• **Instruction**:
From the entries below, copy every line holding the word "camera".

• **Entries shown**:

========================================

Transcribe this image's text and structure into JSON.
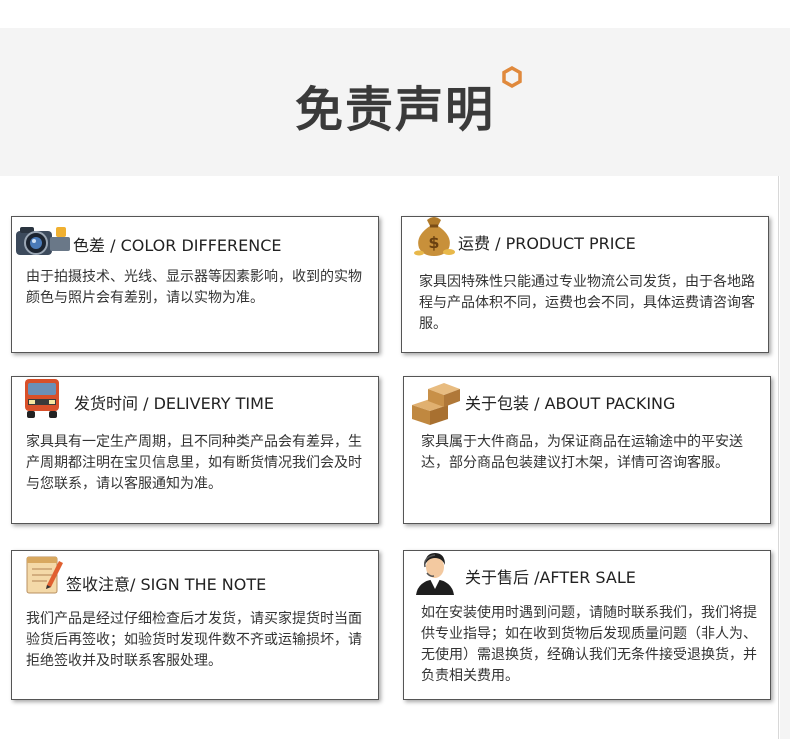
{
  "header": {
    "title": "免责声明",
    "accent_color": "#e0893c"
  },
  "cards": {
    "color": {
      "icon": "camera-icon",
      "title": "色差 / COLOR DIFFERENCE",
      "body": "由于拍摄技术、光线、显示器等因素影响，收到的实物颜色与照片会有差别，请以实物为准。"
    },
    "price": {
      "icon": "money-bag-icon",
      "title": "运费 / PRODUCT PRICE",
      "body": "家具因特殊性只能通过专业物流公司发货，由于各地路程与产品体积不同，运费也会不同，具体运费请咨询客服。"
    },
    "delivery": {
      "icon": "truck-icon",
      "title": "发货时间 / DELIVERY TIME",
      "body": "家具具有一定生产周期，且不同种类产品会有差异，生产周期都注明在宝贝信息里，如有断货情况我们会及时与您联系，请以客服通知为准。"
    },
    "packing": {
      "icon": "boxes-icon",
      "title": "关于包装 / ABOUT PACKING",
      "body": "家具属于大件商品，为保证商品在运输途中的平安送达，部分商品包装建议打木架，详情可咨询客服。"
    },
    "sign": {
      "icon": "notepad-icon",
      "title": "签收注意/ SIGN THE NOTE",
      "body": "我们产品是经过仔细检查后才发货，请买家提货时当面验货后再签收；如验货时发现件数不齐或运输损坏，请拒绝签收并及时联系客服处理。"
    },
    "aftersale": {
      "icon": "customer-service-icon",
      "title": "关于售后 /AFTER SALE",
      "body": "如在安装使用时遇到问题，请随时联系我们，我们将提供专业指导；如在收到货物后发现质量问题（非人为、无使用）需退换货，经确认我们无条件接受退换货，并负责相关费用。"
    }
  }
}
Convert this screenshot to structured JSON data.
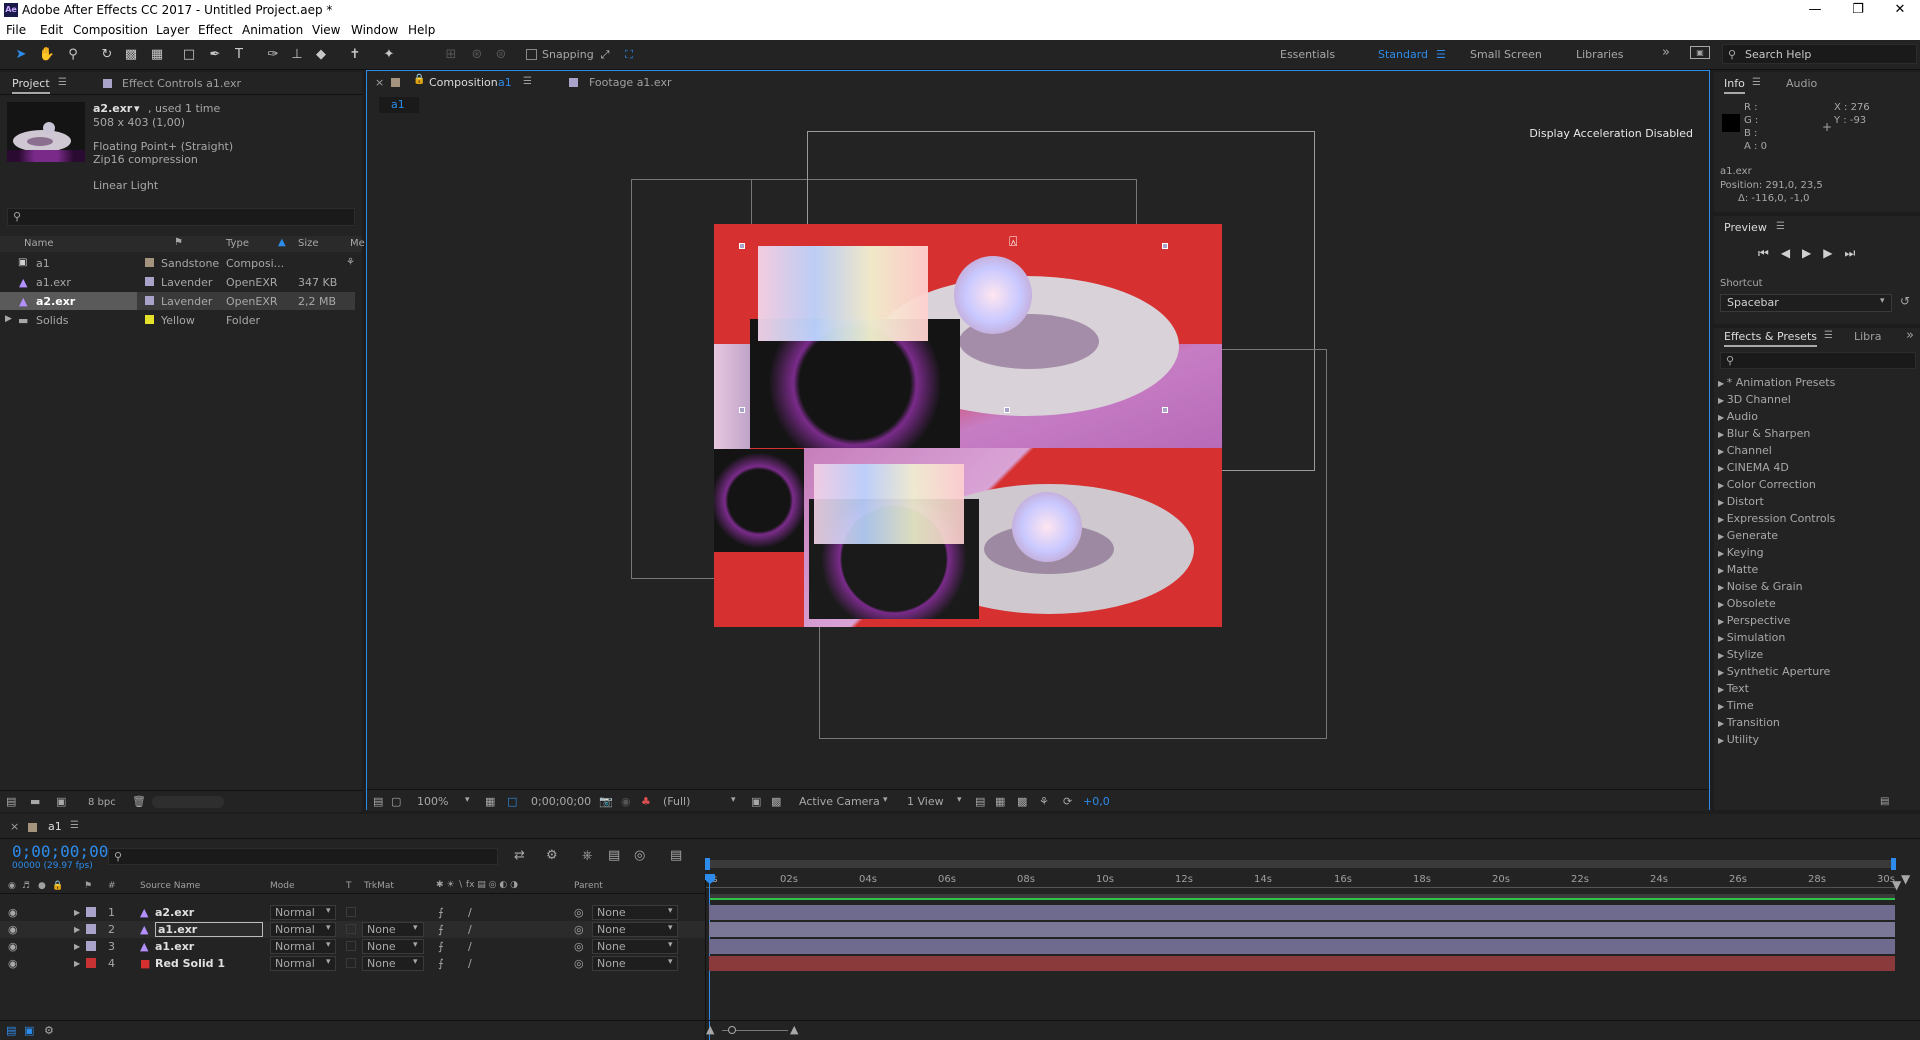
{
  "window": {
    "title": "Adobe After Effects CC 2017 - Untitled Project.aep *",
    "app_icon": "Ae"
  },
  "menu": [
    "File",
    "Edit",
    "Composition",
    "Layer",
    "Effect",
    "Animation",
    "View",
    "Window",
    "Help"
  ],
  "toolbar": {
    "snapping_label": "Snapping",
    "workspaces": [
      "Essentials",
      "Standard",
      "Small Screen",
      "Libraries"
    ],
    "active_workspace": "Standard",
    "search_placeholder": "Search Help"
  },
  "project_panel": {
    "tab_project": "Project",
    "tab_effect_controls": "Effect Controls a1.exr",
    "selected": {
      "name": "a2.exr",
      "usage": ", used 1 time",
      "dims": "508 x 403 (1,00)",
      "format": "Floating Point+ (Straight)",
      "compression": "Zip16 compression",
      "color": "Linear Light"
    },
    "columns": [
      "Name",
      "Type",
      "Size",
      "Me"
    ],
    "items": [
      {
        "name": "a1",
        "label": "Sandstone",
        "type": "Composi...",
        "size": "",
        "color": "#a4937d"
      },
      {
        "name": "a1.exr",
        "label": "Lavender",
        "type": "OpenEXR",
        "size": "347 KB",
        "color": "#a9a3c9"
      },
      {
        "name": "a2.exr",
        "label": "Lavender",
        "type": "OpenEXR",
        "size": "2,2 MB",
        "color": "#a9a3c9"
      },
      {
        "name": "Solids",
        "label": "Yellow",
        "type": "Folder",
        "size": "",
        "color": "#e5e12a"
      }
    ],
    "bpc": "8 bpc"
  },
  "comp_panel": {
    "tab_comp": "Composition",
    "tab_comp_name": "a1",
    "tab_footage": "Footage a1.exr",
    "breadcrumb": "a1",
    "notice": "Display Acceleration Disabled",
    "bottom": {
      "zoom": "100%",
      "timecode": "0;00;00;00",
      "resolution": "(Full)",
      "camera": "Active Camera",
      "views": "1 View",
      "exposure": "+0,0"
    }
  },
  "info_panel": {
    "tab_info": "Info",
    "tab_audio": "Audio",
    "r": "R :",
    "g": "G :",
    "b": "B :",
    "a": "A : 0",
    "x": "X : 276",
    "y": "Y : -93",
    "layer": "a1.exr",
    "position": "Position: 291,0, 23,5",
    "delta": "Δ: -116,0, -1,0"
  },
  "preview_panel": {
    "title": "Preview",
    "shortcut_label": "Shortcut",
    "shortcut_value": "Spacebar"
  },
  "effects_panel": {
    "tab": "Effects & Presets",
    "tab2": "Libra",
    "items": [
      "* Animation Presets",
      "3D Channel",
      "Audio",
      "Blur & Sharpen",
      "Channel",
      "CINEMA 4D",
      "Color Correction",
      "Distort",
      "Expression Controls",
      "Generate",
      "Keying",
      "Matte",
      "Noise & Grain",
      "Obsolete",
      "Perspective",
      "Simulation",
      "Stylize",
      "Synthetic Aperture",
      "Text",
      "Time",
      "Transition",
      "Utility"
    ]
  },
  "timeline": {
    "tab": "a1",
    "timecode": "0;00;00;00",
    "fps": "00000 (29.97 fps)",
    "columns": {
      "num": "#",
      "source": "Source Name",
      "mode": "Mode",
      "t": "T",
      "trkmat": "TrkMat",
      "parent": "Parent"
    },
    "layers": [
      {
        "num": "1",
        "name": "a2.exr",
        "mode": "Normal",
        "trkmat": "",
        "parent": "None",
        "color": "#a9a3c9",
        "bar": "#6f6b8f"
      },
      {
        "num": "2",
        "name": "a1.exr",
        "mode": "Normal",
        "trkmat": "None",
        "parent": "None",
        "color": "#a9a3c9",
        "bar": "#7b7796"
      },
      {
        "num": "3",
        "name": "a1.exr",
        "mode": "Normal",
        "trkmat": "None",
        "parent": "None",
        "color": "#a9a3c9",
        "bar": "#6f6b8f"
      },
      {
        "num": "4",
        "name": "Red Solid 1",
        "mode": "Normal",
        "trkmat": "None",
        "parent": "None",
        "color": "#c83232",
        "bar": "#8a3a3a"
      }
    ],
    "ruler": [
      "0s",
      "02s",
      "04s",
      "06s",
      "08s",
      "10s",
      "12s",
      "14s",
      "16s",
      "18s",
      "20s",
      "22s",
      "24s",
      "26s",
      "28s",
      "30s"
    ]
  },
  "colors": {
    "accent": "#2d8ceb",
    "panel": "#232323",
    "background": "#1d1d1d",
    "red_solid": "#d63030"
  }
}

========================================

• **Expected answer**:
      "icon": "camera-icon",
      "camera": "Active Camera",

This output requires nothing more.